Please copy all the lines that follow, word for word.

## start

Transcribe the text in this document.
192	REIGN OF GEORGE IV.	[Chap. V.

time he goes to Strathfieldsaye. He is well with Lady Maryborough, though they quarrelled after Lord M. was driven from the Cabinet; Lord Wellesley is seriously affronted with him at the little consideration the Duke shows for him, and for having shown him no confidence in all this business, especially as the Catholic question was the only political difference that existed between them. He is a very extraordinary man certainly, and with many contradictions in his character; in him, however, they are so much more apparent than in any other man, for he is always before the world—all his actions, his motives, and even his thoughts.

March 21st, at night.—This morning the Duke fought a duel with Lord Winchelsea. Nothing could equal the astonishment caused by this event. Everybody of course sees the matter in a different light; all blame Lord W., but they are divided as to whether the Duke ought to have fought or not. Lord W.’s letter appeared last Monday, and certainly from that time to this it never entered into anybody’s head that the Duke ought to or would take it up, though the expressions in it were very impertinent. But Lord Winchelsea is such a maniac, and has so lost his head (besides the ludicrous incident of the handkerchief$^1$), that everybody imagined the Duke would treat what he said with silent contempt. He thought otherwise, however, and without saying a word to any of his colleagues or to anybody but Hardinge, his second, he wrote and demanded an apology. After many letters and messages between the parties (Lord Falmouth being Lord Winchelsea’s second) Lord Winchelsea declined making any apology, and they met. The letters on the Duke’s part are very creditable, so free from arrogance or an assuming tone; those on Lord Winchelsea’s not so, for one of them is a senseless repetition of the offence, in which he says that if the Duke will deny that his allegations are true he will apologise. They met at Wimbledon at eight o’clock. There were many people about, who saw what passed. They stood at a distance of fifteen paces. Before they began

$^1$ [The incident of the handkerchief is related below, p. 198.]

## end

→ Complete response:
Transcribe the text in this document.
192	REIGN OF GEORGE IV.	[Chap. V.

time he goes to Strathfieldsaye. He is well with Lady Maryborough, though they quarrelled after Lord M. was driven from the Cabinet; Lord Wellesley is seriously affronted with him at the little consideration the Duke shows for him, and for having shown him no confidence in all this business, especially as the Catholic question was the only political difference that existed between them. He is a very extraordinary man certainly, and with many contradictions in his character; in him, however, they are so much more apparent than in any other man, for he is always before the world—all his actions, his motives, and even his thoughts.

March 21st, at night.—This morning the Duke fought a duel with Lord Winchelsea. Nothing could equal the astonishment caused by this event. Everybody of course sees the matter in a different light; all blame Lord W., but they are divided as to whether the Duke ought to have fought or not. Lord W.’s letter appeared last Monday, and certainly from that time to this it never entered into anybody’s head that the Duke ought to or would take it up, though the expressions in it were very impertinent. But Lord Winchelsea is such a maniac, and has so lost his head (besides the ludicrous incident of the handkerchief$^1$), that everybody imagined the Duke would treat what he said with silent contempt. He thought otherwise, however, and without saying a word to any of his colleagues or to anybody but Hardinge, his second, he wrote and demanded an apology. After many letters and messages between the parties (Lord Falmouth being Lord Winchelsea’s second) Lord Winchelsea declined making any apology, and they met. The letters on the Duke’s part are very creditable, so free from arrogance or an assuming tone; those on Lord Winchelsea’s not so, for one of them is a senseless repetition of the offence, in which he says that if the Duke will deny that his allegations are true he will apologise. They met at Wimbledon at eight o’clock. There were many people about, who saw what passed. They stood at a distance of fifteen paces. Before they began

$^1$ [The incident of the handkerchief is related below, p. 198.]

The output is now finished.